Return every line of the data below that includes the string "this".

▸ Working data:
══════════
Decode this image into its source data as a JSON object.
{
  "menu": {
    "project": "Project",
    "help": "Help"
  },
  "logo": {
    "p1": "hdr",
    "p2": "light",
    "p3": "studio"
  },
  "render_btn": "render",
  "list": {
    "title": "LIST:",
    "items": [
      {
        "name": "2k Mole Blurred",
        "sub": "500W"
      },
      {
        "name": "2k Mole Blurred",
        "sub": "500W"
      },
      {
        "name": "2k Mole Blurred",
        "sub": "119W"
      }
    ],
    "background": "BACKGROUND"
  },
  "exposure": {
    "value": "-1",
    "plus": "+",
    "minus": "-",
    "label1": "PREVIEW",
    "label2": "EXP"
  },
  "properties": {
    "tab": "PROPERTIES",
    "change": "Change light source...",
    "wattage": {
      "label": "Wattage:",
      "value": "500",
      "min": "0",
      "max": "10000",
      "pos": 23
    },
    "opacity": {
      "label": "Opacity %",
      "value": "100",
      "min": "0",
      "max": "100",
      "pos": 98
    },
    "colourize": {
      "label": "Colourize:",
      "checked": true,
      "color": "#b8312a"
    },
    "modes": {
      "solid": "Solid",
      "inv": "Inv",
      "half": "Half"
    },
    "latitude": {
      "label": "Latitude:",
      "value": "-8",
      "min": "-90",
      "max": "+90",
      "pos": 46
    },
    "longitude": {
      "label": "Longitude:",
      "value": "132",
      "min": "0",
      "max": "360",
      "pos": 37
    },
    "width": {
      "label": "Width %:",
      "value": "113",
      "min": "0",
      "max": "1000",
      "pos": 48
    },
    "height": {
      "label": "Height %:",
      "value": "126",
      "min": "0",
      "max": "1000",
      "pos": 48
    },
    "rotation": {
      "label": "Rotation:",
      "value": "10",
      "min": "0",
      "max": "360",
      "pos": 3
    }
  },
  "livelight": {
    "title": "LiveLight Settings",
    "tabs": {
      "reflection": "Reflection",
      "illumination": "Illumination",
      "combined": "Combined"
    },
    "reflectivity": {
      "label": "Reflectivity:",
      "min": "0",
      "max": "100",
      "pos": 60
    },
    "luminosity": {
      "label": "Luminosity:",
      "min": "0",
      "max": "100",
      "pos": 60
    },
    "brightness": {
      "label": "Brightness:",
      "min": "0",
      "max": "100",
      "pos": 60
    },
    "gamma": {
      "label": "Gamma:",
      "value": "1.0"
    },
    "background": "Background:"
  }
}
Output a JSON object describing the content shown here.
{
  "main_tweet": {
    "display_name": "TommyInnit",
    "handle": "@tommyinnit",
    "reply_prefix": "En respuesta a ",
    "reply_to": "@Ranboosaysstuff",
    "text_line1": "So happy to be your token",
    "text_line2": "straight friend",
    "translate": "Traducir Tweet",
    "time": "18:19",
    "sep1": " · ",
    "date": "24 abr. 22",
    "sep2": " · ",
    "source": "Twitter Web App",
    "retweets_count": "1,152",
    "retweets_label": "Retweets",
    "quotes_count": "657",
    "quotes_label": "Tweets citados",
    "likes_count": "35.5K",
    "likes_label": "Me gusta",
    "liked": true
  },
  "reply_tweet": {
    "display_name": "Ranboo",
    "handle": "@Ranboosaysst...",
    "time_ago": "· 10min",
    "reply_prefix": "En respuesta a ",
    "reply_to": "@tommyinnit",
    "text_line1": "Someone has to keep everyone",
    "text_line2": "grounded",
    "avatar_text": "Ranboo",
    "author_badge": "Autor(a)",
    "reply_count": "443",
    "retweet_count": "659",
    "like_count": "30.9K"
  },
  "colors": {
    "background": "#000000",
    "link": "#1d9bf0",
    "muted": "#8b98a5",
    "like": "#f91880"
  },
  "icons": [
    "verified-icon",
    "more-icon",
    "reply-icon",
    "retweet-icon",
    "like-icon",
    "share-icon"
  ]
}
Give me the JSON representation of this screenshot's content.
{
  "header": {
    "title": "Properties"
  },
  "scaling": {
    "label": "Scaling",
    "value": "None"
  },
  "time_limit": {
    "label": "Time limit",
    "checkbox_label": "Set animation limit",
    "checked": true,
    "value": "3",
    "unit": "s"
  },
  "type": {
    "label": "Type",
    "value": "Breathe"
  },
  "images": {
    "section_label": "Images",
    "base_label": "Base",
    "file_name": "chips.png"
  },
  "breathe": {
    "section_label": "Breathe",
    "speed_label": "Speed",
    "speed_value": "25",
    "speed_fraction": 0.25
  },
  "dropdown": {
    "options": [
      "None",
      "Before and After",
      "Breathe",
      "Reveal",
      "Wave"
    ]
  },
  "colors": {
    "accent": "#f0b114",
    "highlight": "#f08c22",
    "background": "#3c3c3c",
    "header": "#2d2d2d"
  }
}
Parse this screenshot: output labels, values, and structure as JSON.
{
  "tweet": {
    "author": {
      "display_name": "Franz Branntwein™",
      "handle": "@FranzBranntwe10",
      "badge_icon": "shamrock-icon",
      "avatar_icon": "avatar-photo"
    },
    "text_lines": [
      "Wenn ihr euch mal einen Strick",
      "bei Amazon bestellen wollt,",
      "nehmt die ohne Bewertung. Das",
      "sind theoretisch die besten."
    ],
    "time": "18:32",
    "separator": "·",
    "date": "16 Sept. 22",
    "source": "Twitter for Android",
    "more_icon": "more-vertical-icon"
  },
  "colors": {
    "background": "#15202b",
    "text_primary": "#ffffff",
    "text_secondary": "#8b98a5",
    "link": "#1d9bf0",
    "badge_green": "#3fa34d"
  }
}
══════════
▸ Exercise result:
Decode this image into its source data as a JSON object.
Give me the JSON representation of this screenshot's content.
Parse this screenshot: output labels, values, and structure as JSON.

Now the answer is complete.